**Exercise prompt**
Below is a block of records: output all of them exactly and leave out the pictures.

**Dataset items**
=-=-=

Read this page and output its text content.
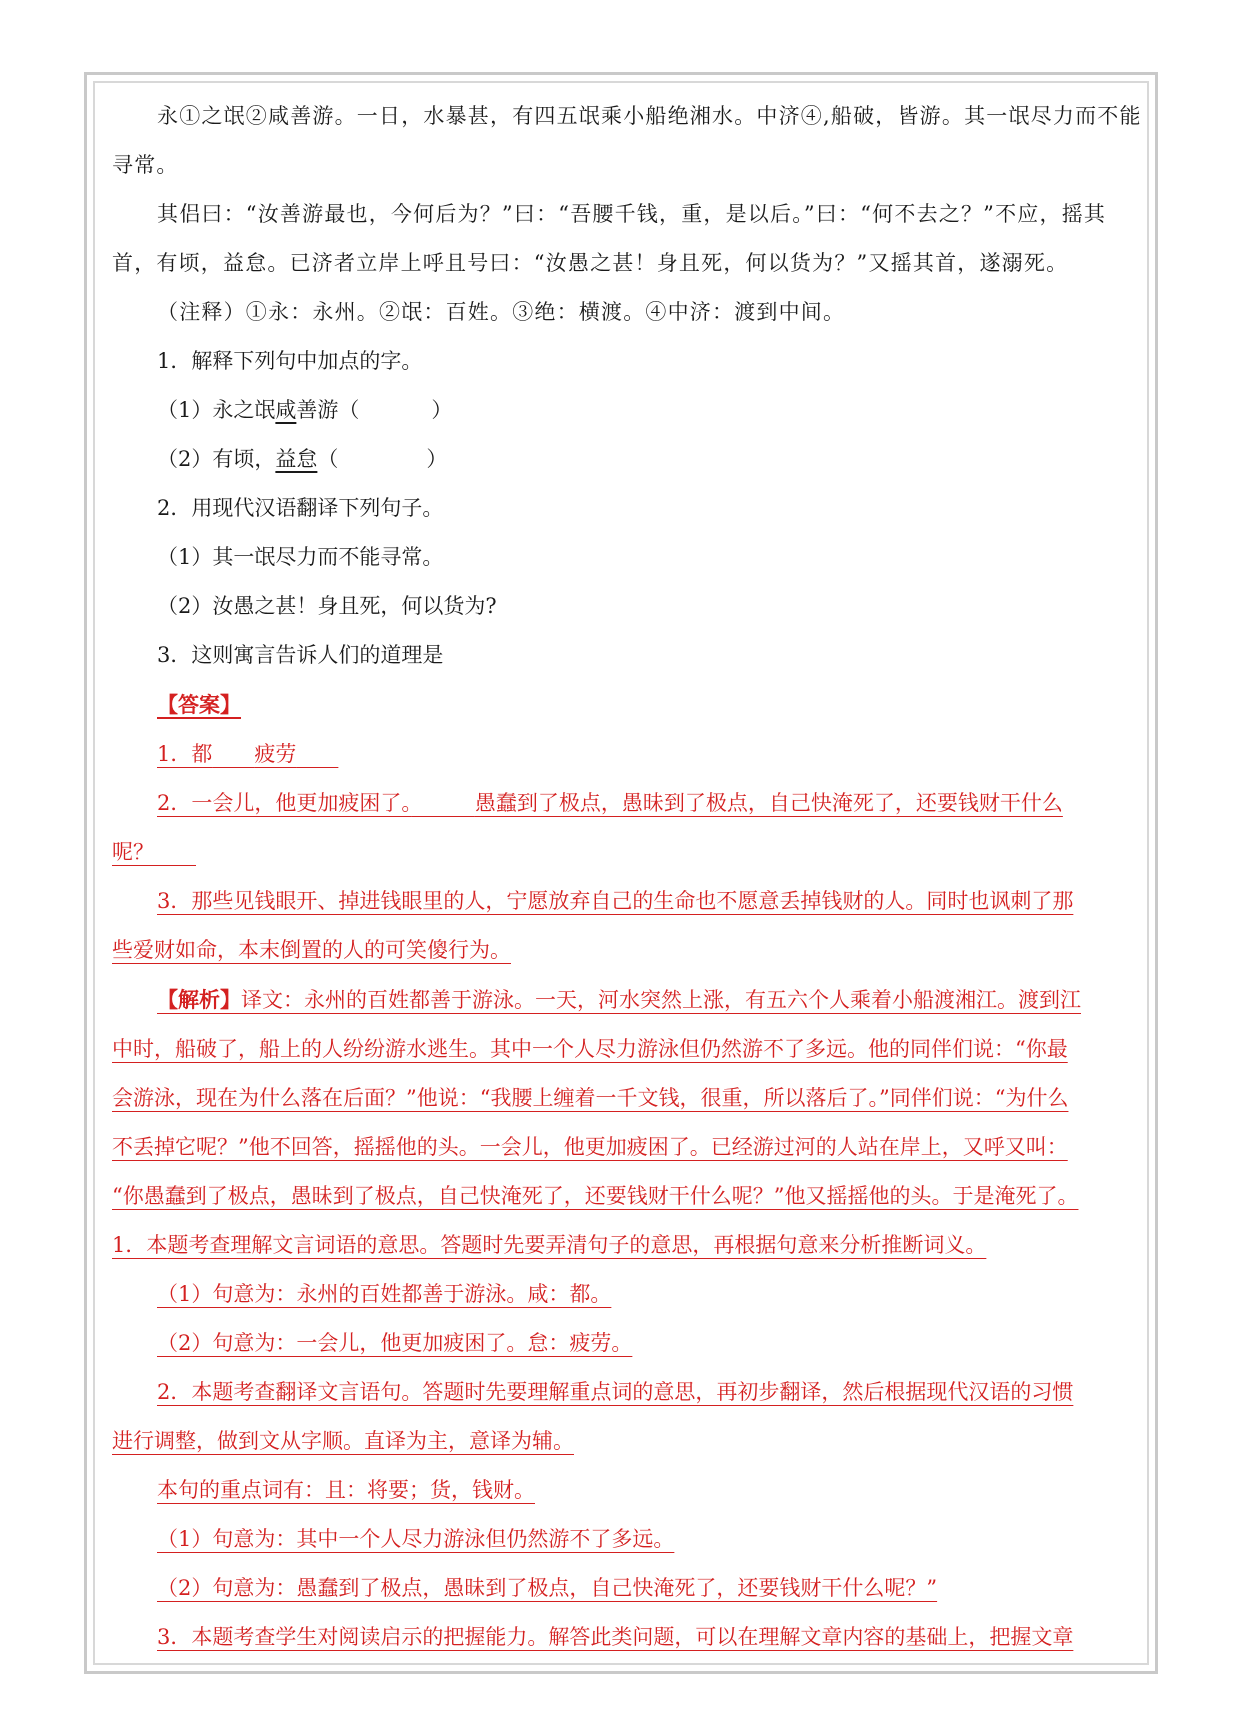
永①之氓②咸善游。一日，水暴甚，有四五氓乘小船绝湘水。中济④,船破，皆游。其一氓尽力而不能

寻常。

其侣曰：“汝善游最也，今何后为？”曰：“吾腰千钱，重，是以后。”曰：“何不去之？”不应，摇其

首，有顷，益怠。已济者立岸上呼且号曰：“汝愚之甚！身且死，何以货为？”又摇其首，遂溺死。

（注释）①永：永州。②氓：百姓。③绝：横渡。④中济：渡到中间。

1．解释下列句中加点的字。

（1）永之氓咸善游（	）

（2）有顷，益怠（	）

2．用现代汉语翻译下列句子。

（1）其一氓尽力而不能寻常。

（2）汝愚之甚！身且死，何以货为?

3．这则寓言告诉人们的道理是

【答案】

1．都　　 疲劳　　

2．一会儿，他更加疲困了。　　　	愚蠢到了极点，愚昧到了极点，自己快淹死了，还要钱财干什么

呢？　　

3．那些见钱眼开、掉进钱眼里的人，宁愿放弃自己的生命也不愿意丢掉钱财的人。同时也讽刺了那

些爱财如命，本末倒置的人的可笑傻行为。

【解析】译文：永州的百姓都善于游泳。一天，河水突然上涨，有五六个人乘着小船渡湘江。渡到江

中时，船破了，船上的人纷纷游水逃生。其中一个人尽力游泳但仍然游不了多远。他的同伴们说：“你最

会游泳，现在为什么落在后面？”他说：“我腰上缠着一千文钱，很重，所以落后了。”同伴们说：“为什么

不丢掉它呢？”他不回答，摇摇他的头。一会儿，他更加疲困了。已经游过河的人站在岸上，又呼又叫：

“你愚蠢到了极点，愚昧到了极点，自己快淹死了，还要钱财干什么呢？”他又摇摇他的头。于是淹死了。

1．本题考查理解文言词语的意思。答题时先要弄清句子的意思，再根据句意来分析推断词义。

（1）句意为：永州的百姓都善于游泳。咸：都。

（2）句意为：一会儿，他更加疲困了。怠：疲劳。

2．本题考查翻译文言语句。答题时先要理解重点词的意思，再初步翻译，然后根据现代汉语的习惯

进行调整，做到文从字顺。直译为主，意译为辅。

本句的重点词有：且：将要；货，钱财。

（1）句意为：其中一个人尽力游泳但仍然游不了多远。

（2）句意为：愚蠢到了极点，愚昧到了极点，自己快淹死了，还要钱财干什么呢？”

3．本题考查学生对阅读启示的把握能力。解答此类问题，可以在理解文章内容的基础上，把握文章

=-=-=

**Written reply**
Read this page and output its text content.
永①之氓②咸善游。一日，水暴甚，有四五氓乘小船绝湘水。中济④,船破，皆游。其一氓尽力而不能

寻常。

其侣曰：“汝善游最也，今何后为？”曰：“吾腰千钱，重，是以后。”曰：“何不去之？”不应，摇其

首，有顷，益怠。已济者立岸上呼且号曰：“汝愚之甚！身且死，何以货为？”又摇其首，遂溺死。

（注释）①永：永州。②氓：百姓。③绝：横渡。④中济：渡到中间。

1．解释下列句中加点的字。

（1）永之氓咸善游（	）

（2）有顷，益怠（	）

2．用现代汉语翻译下列句子。

（1）其一氓尽力而不能寻常。

（2）汝愚之甚！身且死，何以货为?

3．这则寓言告诉人们的道理是

【答案】

1．都　　 疲劳　　

2．一会儿，他更加疲困了。　　　	愚蠢到了极点，愚昧到了极点，自己快淹死了，还要钱财干什么

呢？　　

3．那些见钱眼开、掉进钱眼里的人，宁愿放弃自己的生命也不愿意丢掉钱财的人。同时也讽刺了那

些爱财如命，本末倒置的人的可笑傻行为。

【解析】译文：永州的百姓都善于游泳。一天，河水突然上涨，有五六个人乘着小船渡湘江。渡到江

中时，船破了，船上的人纷纷游水逃生。其中一个人尽力游泳但仍然游不了多远。他的同伴们说：“你最

会游泳，现在为什么落在后面？”他说：“我腰上缠着一千文钱，很重，所以落后了。”同伴们说：“为什么

不丢掉它呢？”他不回答，摇摇他的头。一会儿，他更加疲困了。已经游过河的人站在岸上，又呼又叫：

“你愚蠢到了极点，愚昧到了极点，自己快淹死了，还要钱财干什么呢？”他又摇摇他的头。于是淹死了。

1．本题考查理解文言词语的意思。答题时先要弄清句子的意思，再根据句意来分析推断词义。

（1）句意为：永州的百姓都善于游泳。咸：都。

（2）句意为：一会儿，他更加疲困了。怠：疲劳。

2．本题考查翻译文言语句。答题时先要理解重点词的意思，再初步翻译，然后根据现代汉语的习惯

进行调整，做到文从字顺。直译为主，意译为辅。

本句的重点词有：且：将要；货，钱财。

（1）句意为：其中一个人尽力游泳但仍然游不了多远。

（2）句意为：愚蠢到了极点，愚昧到了极点，自己快淹死了，还要钱财干什么呢？”

3．本题考查学生对阅读启示的把握能力。解答此类问题，可以在理解文章内容的基础上，把握文章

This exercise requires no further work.